_Given exercise_. Please output the records below in full, exactly as given, but without the images.

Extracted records
──────────────────────────────
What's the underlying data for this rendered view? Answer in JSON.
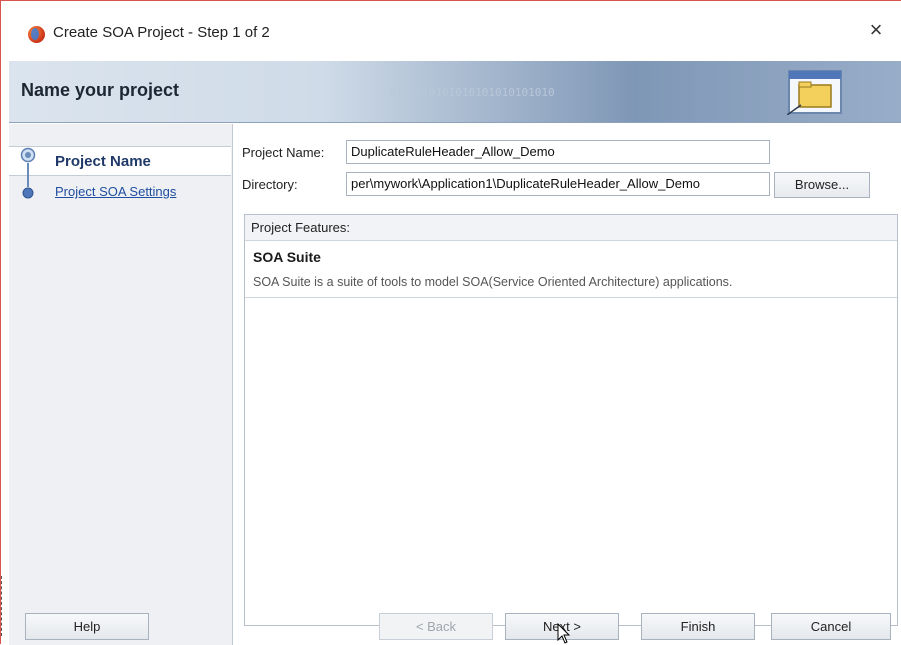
{
  "window": {
    "title": "Create SOA Project - Step 1 of 2",
    "close_glyph": "×",
    "app_icon": "jdeveloper-icon"
  },
  "banner": {
    "title": "Name your project",
    "decor_binary": "0101010101010101010101010",
    "icon": "folder-icon"
  },
  "nav": {
    "items": [
      {
        "label": "Project Name",
        "active": true
      },
      {
        "label": "Project SOA Settings",
        "active": false
      }
    ]
  },
  "form": {
    "project_name_label": "Project Name:",
    "project_name_value": "DuplicateRuleHeader_Allow_Demo",
    "directory_label": "Directory:",
    "directory_value": "per\\mywork\\Application1\\DuplicateRuleHeader_Allow_Demo",
    "browse_label": "Browse..."
  },
  "features": {
    "header": "Project Features:",
    "items": [
      {
        "title": "SOA Suite",
        "description": "SOA Suite is a suite of tools to model SOA(Service Oriented Architecture) applications."
      }
    ]
  },
  "footer": {
    "help_label": "Help",
    "back_label": "< Back",
    "next_label": "Next >",
    "finish_label": "Finish",
    "cancel_label": "Cancel"
  },
  "colors": {
    "banner_dark": "#7f97b6",
    "nav_link": "#1f4ea0",
    "nav_active": "#1f3a68"
  }
}
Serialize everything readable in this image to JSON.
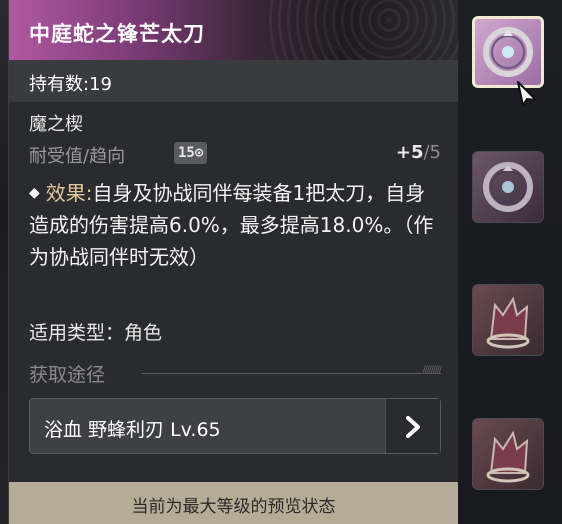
{
  "item": {
    "name": "中庭蛇之锋芒太刀",
    "holding": "持有数:19",
    "type": "魔之楔",
    "durability_label": "耐受值/趋向",
    "durability_badge": "15⊙",
    "durability_value": "+5",
    "durability_max": "/5",
    "effect_prefix": "效果:",
    "effect_text": "自身及协战同伴每装备1把太刀，自身造成的伤害提高6.0%，最多提高18.0%。（作为协战同伴时无效）",
    "apply_type": "适用类型：角色",
    "source_label": "获取途径",
    "source_entry": "浴血 野蜂利刃 Lv.65",
    "footer_note": "当前为最大等级的预览状态"
  },
  "slots": [
    {
      "icon": "serpent-ring-icon",
      "selected": true
    },
    {
      "icon": "serpent-ring-icon",
      "selected": false
    },
    {
      "icon": "wolf-head-icon",
      "selected": false
    },
    {
      "icon": "wolf-head-icon",
      "selected": false
    }
  ],
  "colors": {
    "header_accent": "#b158a2",
    "effect_prefix": "#e2c99b",
    "footer": "#b5ac98"
  }
}
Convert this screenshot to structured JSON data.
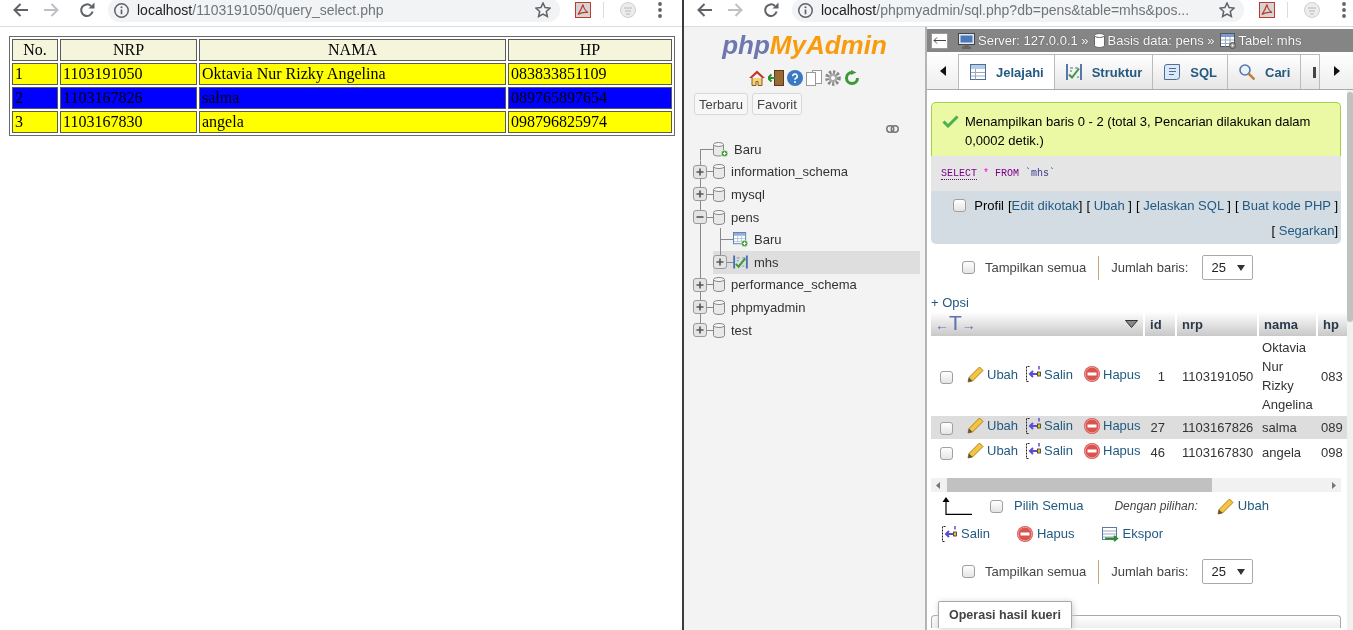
{
  "left_window": {
    "address_bar": {
      "host": "localhost",
      "path": "/1103191050/query_select.php"
    },
    "table": {
      "columns": [
        "No.",
        "NRP",
        "NAMA",
        "HP"
      ],
      "rows": [
        {
          "color": "#ffff00",
          "cells": [
            "1",
            "1103191050",
            "Oktavia Nur Rizky Angelina",
            "083833851109"
          ]
        },
        {
          "color": "#0000ff",
          "cells": [
            "2",
            "1103167826",
            "salma",
            "089765897654"
          ]
        },
        {
          "color": "#ffff00",
          "cells": [
            "3",
            "1103167830",
            "angela",
            "098796825974"
          ]
        }
      ]
    }
  },
  "right_window": {
    "address_bar": {
      "host": "localhost",
      "path": "/phpmyadmin/sql.php?db=pens&table=mhs&pos..."
    },
    "navigation": {
      "logo": {
        "first": "php",
        "second": "MyAdmin"
      },
      "buttons": [
        "Terbaru",
        "Favorit"
      ],
      "tree": [
        {
          "kind": "new_database",
          "label": "Baru",
          "selected": false
        },
        {
          "kind": "database",
          "label": "information_schema",
          "expanded": false,
          "selected": false
        },
        {
          "kind": "database",
          "label": "mysql",
          "expanded": false,
          "selected": false
        },
        {
          "kind": "database",
          "label": "pens",
          "expanded": true,
          "selected": false,
          "children": [
            {
              "kind": "new_table",
              "label": "Baru",
              "selected": false
            },
            {
              "kind": "table",
              "label": "mhs",
              "expanded": false,
              "selected": true
            }
          ]
        },
        {
          "kind": "database",
          "label": "performance_schema",
          "expanded": false,
          "selected": false
        },
        {
          "kind": "database",
          "label": "phpmyadmin",
          "expanded": false,
          "selected": false
        },
        {
          "kind": "database",
          "label": "test",
          "expanded": false,
          "selected": false
        }
      ]
    },
    "main": {
      "breadcrumb": [
        {
          "kind": "server",
          "text": "Server: 127.0.0.1 »"
        },
        {
          "kind": "database",
          "text": "Basis data: pens »"
        },
        {
          "kind": "table",
          "text": "Tabel: mhs"
        }
      ],
      "tabs": [
        {
          "kind": "browse",
          "label": "Jelajahi",
          "selected": true
        },
        {
          "kind": "structure",
          "label": "Struktur",
          "selected": false
        },
        {
          "kind": "sql",
          "label": "SQL",
          "selected": false
        },
        {
          "kind": "search",
          "label": "Cari",
          "selected": false
        }
      ],
      "message": {
        "kind": "success",
        "text": "Menampilkan baris 0 - 2 (total 3, Pencarian dilakukan dalam 0,0002 detik.)"
      },
      "sql": [
        {
          "kind": "keyword_link",
          "text": "SELECT"
        },
        {
          "kind": "operator",
          "text": "*"
        },
        {
          "kind": "keyword",
          "text": "FROM"
        },
        {
          "kind": "identifier",
          "text": "`mhs`"
        }
      ],
      "profiling": {
        "label": "Profil",
        "checked": false,
        "links": [
          {
            "before": "[",
            "text": "Edit dikotak",
            "after": "]"
          },
          {
            "before": "[ ",
            "text": "Ubah",
            "after": " ]"
          },
          {
            "before": "[ ",
            "text": "Jelaskan SQL",
            "after": " ]"
          },
          {
            "before": "[ ",
            "text": "Buat kode PHP",
            "after": " ]"
          },
          {
            "before": "[ ",
            "text": "Segarkan",
            "after": "]"
          }
        ]
      },
      "top_controls": {
        "show_all": {
          "label": "Tampilkan semua",
          "checked": false
        },
        "rows_label": "Jumlah baris:",
        "rows_value": "25"
      },
      "options_link": "+ Opsi",
      "results": {
        "toggle": {
          "left": "←",
          "link": "T",
          "right": "→"
        },
        "columns": [
          "id",
          "nrp",
          "nama",
          "hp"
        ],
        "rows": [
          {
            "checked": false,
            "highlighted": false,
            "actions": [
              {
                "kind": "edit",
                "label": "Ubah"
              },
              {
                "kind": "copy",
                "label": "Salin"
              },
              {
                "kind": "delete",
                "label": "Hapus"
              }
            ],
            "cells": [
              "1",
              "1103191050",
              "Oktavia Nur Rizky Angelina",
              "083"
            ]
          },
          {
            "checked": false,
            "highlighted": true,
            "actions": [
              {
                "kind": "edit",
                "label": "Ubah"
              },
              {
                "kind": "copy",
                "label": "Salin"
              },
              {
                "kind": "delete",
                "label": "Hapus"
              }
            ],
            "cells": [
              "27",
              "1103167826",
              "salma",
              "089"
            ]
          },
          {
            "checked": false,
            "highlighted": false,
            "actions": [
              {
                "kind": "edit",
                "label": "Ubah"
              },
              {
                "kind": "copy",
                "label": "Salin"
              },
              {
                "kind": "delete",
                "label": "Hapus"
              }
            ],
            "cells": [
              "46",
              "1103167830",
              "angela",
              "098"
            ]
          }
        ]
      },
      "bulk": {
        "select_all": {
          "label": "Pilih Semua",
          "checked": false
        },
        "with_selected": "Dengan pilihan:",
        "actions": [
          {
            "kind": "edit",
            "label": "Ubah"
          },
          {
            "kind": "copy",
            "label": "Salin"
          },
          {
            "kind": "delete",
            "label": "Hapus"
          },
          {
            "kind": "export",
            "label": "Ekspor"
          }
        ]
      },
      "bottom_controls": {
        "show_all": {
          "label": "Tampilkan semua",
          "checked": false
        },
        "rows_label": "Jumlah baris:",
        "rows_value": "25"
      },
      "result_operations": "Operasi hasil kueri"
    }
  }
}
──────────────────────────────
_Result of this exercise_.
What's the underlying data for this rendered view? Answer in JSON.
{
  "window": {
    "title": "Create SOA Project - Step 1 of 2",
    "close_glyph": "×",
    "app_icon": "jdeveloper-icon"
  },
  "banner": {
    "title": "Name your project",
    "decor_binary": "0101010101010101010101010",
    "icon": "folder-icon"
  },
  "nav": {
    "items": [
      {
        "label": "Project Name",
        "active": true
      },
      {
        "label": "Project SOA Settings",
        "active": false
      }
    ]
  },
  "form": {
    "project_name_label": "Project Name:",
    "project_name_value": "DuplicateRuleHeader_Allow_Demo",
    "directory_label": "Directory:",
    "directory_value": "per\\mywork\\Application1\\DuplicateRuleHeader_Allow_Demo",
    "browse_label": "Browse..."
  },
  "features": {
    "header": "Project Features:",
    "items": [
      {
        "title": "SOA Suite",
        "description": "SOA Suite is a suite of tools to model SOA(Service Oriented Architecture) applications."
      }
    ]
  },
  "footer": {
    "help_label": "Help",
    "back_label": "< Back",
    "next_label": "Next >",
    "finish_label": "Finish",
    "cancel_label": "Cancel"
  },
  "colors": {
    "banner_dark": "#7f97b6",
    "nav_link": "#1f4ea0",
    "nav_active": "#1f3a68"
  }
}
Serialize everything readable in this image to JSON.
{
  "item": {
    "name": "中庭蛇之锋芒太刀",
    "holding": "持有数:19",
    "type": "魔之楔",
    "durability_label": "耐受值/趋向",
    "durability_badge": "15⊙",
    "durability_value": "+5",
    "durability_max": "/5",
    "effect_prefix": "效果:",
    "effect_text": "自身及协战同伴每装备1把太刀，自身造成的伤害提高6.0%，最多提高18.0%。（作为协战同伴时无效）",
    "apply_type": "适用类型：角色",
    "source_label": "获取途径",
    "source_entry": "浴血 野蜂利刃 Lv.65",
    "footer_note": "当前为最大等级的预览状态"
  },
  "slots": [
    {
      "icon": "serpent-ring-icon",
      "selected": true
    },
    {
      "icon": "serpent-ring-icon",
      "selected": false
    },
    {
      "icon": "wolf-head-icon",
      "selected": false
    },
    {
      "icon": "wolf-head-icon",
      "selected": false
    }
  ],
  "colors": {
    "header_accent": "#b158a2",
    "effect_prefix": "#e2c99b",
    "footer": "#b5ac98"
  }
}
Convert this screenshot to structured JSON data.
{
  "left_window": {
    "address_bar": {
      "host": "localhost",
      "path": "/1103191050/query_select.php"
    },
    "table": {
      "columns": [
        "No.",
        "NRP",
        "NAMA",
        "HP"
      ],
      "rows": [
        {
          "color": "#ffff00",
          "cells": [
            "1",
            "1103191050",
            "Oktavia Nur Rizky Angelina",
            "083833851109"
          ]
        },
        {
          "color": "#0000ff",
          "cells": [
            "2",
            "1103167826",
            "salma",
            "089765897654"
          ]
        },
        {
          "color": "#ffff00",
          "cells": [
            "3",
            "1103167830",
            "angela",
            "098796825974"
          ]
        }
      ]
    }
  },
  "right_window": {
    "address_bar": {
      "host": "localhost",
      "path": "/phpmyadmin/sql.php?db=pens&table=mhs&pos..."
    },
    "navigation": {
      "logo": {
        "first": "php",
        "second": "MyAdmin"
      },
      "buttons": [
        "Terbaru",
        "Favorit"
      ],
      "tree": [
        {
          "kind": "new_database",
          "label": "Baru",
          "selected": false
        },
        {
          "kind": "database",
          "label": "information_schema",
          "expanded": false,
          "selected": false
        },
        {
          "kind": "database",
          "label": "mysql",
          "expanded": false,
          "selected": false
        },
        {
          "kind": "database",
          "label": "pens",
          "expanded": true,
          "selected": false,
          "children": [
            {
              "kind": "new_table",
              "label": "Baru",
              "selected": false
            },
            {
              "kind": "table",
              "label": "mhs",
              "expanded": false,
              "selected": true
            }
          ]
        },
        {
          "kind": "database",
          "label": "performance_schema",
          "expanded": false,
          "selected": false
        },
        {
          "kind": "database",
          "label": "phpmyadmin",
          "expanded": false,
          "selected": false
        },
        {
          "kind": "database",
          "label": "test",
          "expanded": false,
          "selected": false
        }
      ]
    },
    "main": {
      "breadcrumb": [
        {
          "kind": "server",
          "text": "Server: 127.0.0.1 »"
        },
        {
          "kind": "database",
          "text": "Basis data: pens »"
        },
        {
          "kind": "table",
          "text": "Tabel: mhs"
        }
      ],
      "tabs": [
        {
          "kind": "browse",
          "label": "Jelajahi",
          "selected": true
        },
        {
          "kind": "structure",
          "label": "Struktur",
          "selected": false
        },
        {
          "kind": "sql",
          "label": "SQL",
          "selected": false
        },
        {
          "kind": "search",
          "label": "Cari",
          "selected": false
        }
      ],
      "message": {
        "kind": "success",
        "text": "Menampilkan baris 0 - 2 (total 3, Pencarian dilakukan dalam 0,0002 detik.)"
      },
      "sql": [
        {
          "kind": "keyword_link",
          "text": "SELECT"
        },
        {
          "kind": "operator",
          "text": "*"
        },
        {
          "kind": "keyword",
          "text": "FROM"
        },
        {
          "kind": "identifier",
          "text": "`mhs`"
        }
      ],
      "profiling": {
        "label": "Profil",
        "checked": false,
        "links": [
          {
            "before": "[",
            "text": "Edit dikotak",
            "after": "]"
          },
          {
            "before": "[ ",
            "text": "Ubah",
            "after": " ]"
          },
          {
            "before": "[ ",
            "text": "Jelaskan SQL",
            "after": " ]"
          },
          {
            "before": "[ ",
            "text": "Buat kode PHP",
            "after": " ]"
          },
          {
            "before": "[ ",
            "text": "Segarkan",
            "after": "]"
          }
        ]
      },
      "top_controls": {
        "show_all": {
          "label": "Tampilkan semua",
          "checked": false
        },
        "rows_label": "Jumlah baris:",
        "rows_value": "25"
      },
      "options_link": "+ Opsi",
      "results": {
        "toggle": {
          "left": "←",
          "link": "T",
          "right": "→"
        },
        "columns": [
          "id",
          "nrp",
          "nama",
          "hp"
        ],
        "rows": [
          {
            "checked": false,
            "highlighted": false,
            "actions": [
              {
                "kind": "edit",
                "label": "Ubah"
              },
              {
                "kind": "copy",
                "label": "Salin"
              },
              {
                "kind": "delete",
                "label": "Hapus"
              }
            ],
            "cells": [
              "1",
              "1103191050",
              "Oktavia Nur Rizky Angelina",
              "083"
            ]
          },
          {
            "checked": false,
            "highlighted": true,
            "actions": [
              {
                "kind": "edit",
                "label": "Ubah"
              },
              {
                "kind": "copy",
                "label": "Salin"
              },
              {
                "kind": "delete",
                "label": "Hapus"
              }
            ],
            "cells": [
              "27",
              "1103167826",
              "salma",
              "089"
            ]
          },
          {
            "checked": false,
            "highlighted": false,
            "actions": [
              {
                "kind": "edit",
                "label": "Ubah"
              },
              {
                "kind": "copy",
                "label": "Salin"
              },
              {
                "kind": "delete",
                "label": "Hapus"
              }
            ],
            "cells": [
              "46",
              "1103167830",
              "angela",
              "098"
            ]
          }
        ]
      },
      "bulk": {
        "select_all": {
          "label": "Pilih Semua",
          "checked": false
        },
        "with_selected": "Dengan pilihan:",
        "actions": [
          {
            "kind": "edit",
            "label": "Ubah"
          },
          {
            "kind": "copy",
            "label": "Salin"
          },
          {
            "kind": "delete",
            "label": "Hapus"
          },
          {
            "kind": "export",
            "label": "Ekspor"
          }
        ]
      },
      "bottom_controls": {
        "show_all": {
          "label": "Tampilkan semua",
          "checked": false
        },
        "rows_label": "Jumlah baris:",
        "rows_value": "25"
      },
      "result_operations": "Operasi hasil kueri"
    }
  }
}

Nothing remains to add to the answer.